== Your goal ==
Write out the records below once more, exactly as they stand.

== Supplied material ==
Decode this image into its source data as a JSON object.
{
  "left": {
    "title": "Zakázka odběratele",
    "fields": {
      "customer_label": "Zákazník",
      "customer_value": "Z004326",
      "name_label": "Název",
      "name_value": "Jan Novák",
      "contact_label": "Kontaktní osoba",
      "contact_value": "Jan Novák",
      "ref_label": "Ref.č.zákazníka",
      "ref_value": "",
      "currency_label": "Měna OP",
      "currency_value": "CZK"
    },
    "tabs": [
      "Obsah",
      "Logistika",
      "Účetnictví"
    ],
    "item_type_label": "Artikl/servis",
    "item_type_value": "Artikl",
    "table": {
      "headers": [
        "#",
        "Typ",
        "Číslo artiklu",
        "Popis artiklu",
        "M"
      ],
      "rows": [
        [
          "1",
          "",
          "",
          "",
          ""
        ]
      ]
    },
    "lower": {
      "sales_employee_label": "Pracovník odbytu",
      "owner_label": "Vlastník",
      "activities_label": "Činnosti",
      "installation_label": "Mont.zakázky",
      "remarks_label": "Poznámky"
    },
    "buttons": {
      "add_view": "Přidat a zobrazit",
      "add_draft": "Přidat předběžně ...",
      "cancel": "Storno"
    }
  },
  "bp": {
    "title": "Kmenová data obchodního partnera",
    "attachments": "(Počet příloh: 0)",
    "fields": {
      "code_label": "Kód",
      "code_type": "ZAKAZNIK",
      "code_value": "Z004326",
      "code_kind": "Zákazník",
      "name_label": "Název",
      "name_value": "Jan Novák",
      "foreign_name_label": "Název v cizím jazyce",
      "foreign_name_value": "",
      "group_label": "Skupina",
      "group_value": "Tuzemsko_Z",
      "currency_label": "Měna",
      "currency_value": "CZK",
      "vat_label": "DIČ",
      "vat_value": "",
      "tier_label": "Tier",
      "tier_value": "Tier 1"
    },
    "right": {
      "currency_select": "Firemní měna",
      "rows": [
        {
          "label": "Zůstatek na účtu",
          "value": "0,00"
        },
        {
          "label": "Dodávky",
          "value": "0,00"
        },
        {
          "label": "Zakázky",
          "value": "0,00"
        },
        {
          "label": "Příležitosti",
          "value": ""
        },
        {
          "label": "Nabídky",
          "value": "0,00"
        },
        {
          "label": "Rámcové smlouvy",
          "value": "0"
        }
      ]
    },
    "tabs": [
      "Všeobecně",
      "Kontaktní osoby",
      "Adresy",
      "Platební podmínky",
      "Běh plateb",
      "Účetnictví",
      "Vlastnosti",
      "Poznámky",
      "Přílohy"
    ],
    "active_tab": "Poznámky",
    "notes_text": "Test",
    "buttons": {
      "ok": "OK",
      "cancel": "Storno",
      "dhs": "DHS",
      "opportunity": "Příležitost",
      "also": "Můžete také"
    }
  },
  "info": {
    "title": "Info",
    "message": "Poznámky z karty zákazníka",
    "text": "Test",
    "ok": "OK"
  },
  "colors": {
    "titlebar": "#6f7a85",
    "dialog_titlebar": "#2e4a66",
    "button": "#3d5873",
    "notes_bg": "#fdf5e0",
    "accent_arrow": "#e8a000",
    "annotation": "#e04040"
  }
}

== Solution ==
Decode this image into its source data as a JSON object.
{
  "left": {
    "title": "Zakázka odběratele",
    "fields": {
      "customer_label": "Zákazník",
      "customer_value": "Z004326",
      "name_label": "Název",
      "name_value": "Jan Novák",
      "contact_label": "Kontaktní osoba",
      "contact_value": "Jan Novák",
      "ref_label": "Ref.č.zákazníka",
      "ref_value": "",
      "currency_label": "Měna OP",
      "currency_value": "CZK"
    },
    "tabs": [
      "Obsah",
      "Logistika",
      "Účetnictví"
    ],
    "item_type_label": "Artikl/servis",
    "item_type_value": "Artikl",
    "table": {
      "headers": [
        "#",
        "Typ",
        "Číslo artiklu",
        "Popis artiklu",
        "M"
      ],
      "rows": [
        [
          "1",
          "",
          "",
          "",
          ""
        ]
      ]
    },
    "lower": {
      "sales_employee_label": "Pracovník odbytu",
      "owner_label": "Vlastník",
      "activities_label": "Činnosti",
      "installation_label": "Mont.zakázky",
      "remarks_label": "Poznámky"
    },
    "buttons": {
      "add_view": "Přidat a zobrazit",
      "add_draft": "Přidat předběžně ...",
      "cancel": "Storno"
    }
  },
  "bp": {
    "title": "Kmenová data obchodního partnera",
    "attachments": "(Počet příloh: 0)",
    "fields": {
      "code_label": "Kód",
      "code_type": "ZAKAZNIK",
      "code_value": "Z004326",
      "code_kind": "Zákazník",
      "name_label": "Název",
      "name_value": "Jan Novák",
      "foreign_name_label": "Název v cizím jazyce",
      "foreign_name_value": "",
      "group_label": "Skupina",
      "group_value": "Tuzemsko_Z",
      "currency_label": "Měna",
      "currency_value": "CZK",
      "vat_label": "DIČ",
      "vat_value": "",
      "tier_label": "Tier",
      "tier_value": "Tier 1"
    },
    "right": {
      "currency_select": "Firemní měna",
      "rows": [
        {
          "label": "Zůstatek na účtu",
          "value": "0,00"
        },
        {
          "label": "Dodávky",
          "value": "0,00"
        },
        {
          "label": "Zakázky",
          "value": "0,00"
        },
        {
          "label": "Příležitosti",
          "value": ""
        },
        {
          "label": "Nabídky",
          "value": "0,00"
        },
        {
          "label": "Rámcové smlouvy",
          "value": "0"
        }
      ]
    },
    "tabs": [
      "Všeobecně",
      "Kontaktní osoby",
      "Adresy",
      "Platební podmínky",
      "Běh plateb",
      "Účetnictví",
      "Vlastnosti",
      "Poznámky",
      "Přílohy"
    ],
    "active_tab": "Poznámky",
    "notes_text": "Test",
    "buttons": {
      "ok": "OK",
      "cancel": "Storno",
      "dhs": "DHS",
      "opportunity": "Příležitost",
      "also": "Můžete také"
    }
  },
  "info": {
    "title": "Info",
    "message": "Poznámky z karty zákazníka",
    "text": "Test",
    "ok": "OK"
  },
  "colors": {
    "titlebar": "#6f7a85",
    "dialog_titlebar": "#2e4a66",
    "button": "#3d5873",
    "notes_bg": "#fdf5e0",
    "accent_arrow": "#e8a000",
    "annotation": "#e04040"
  }
}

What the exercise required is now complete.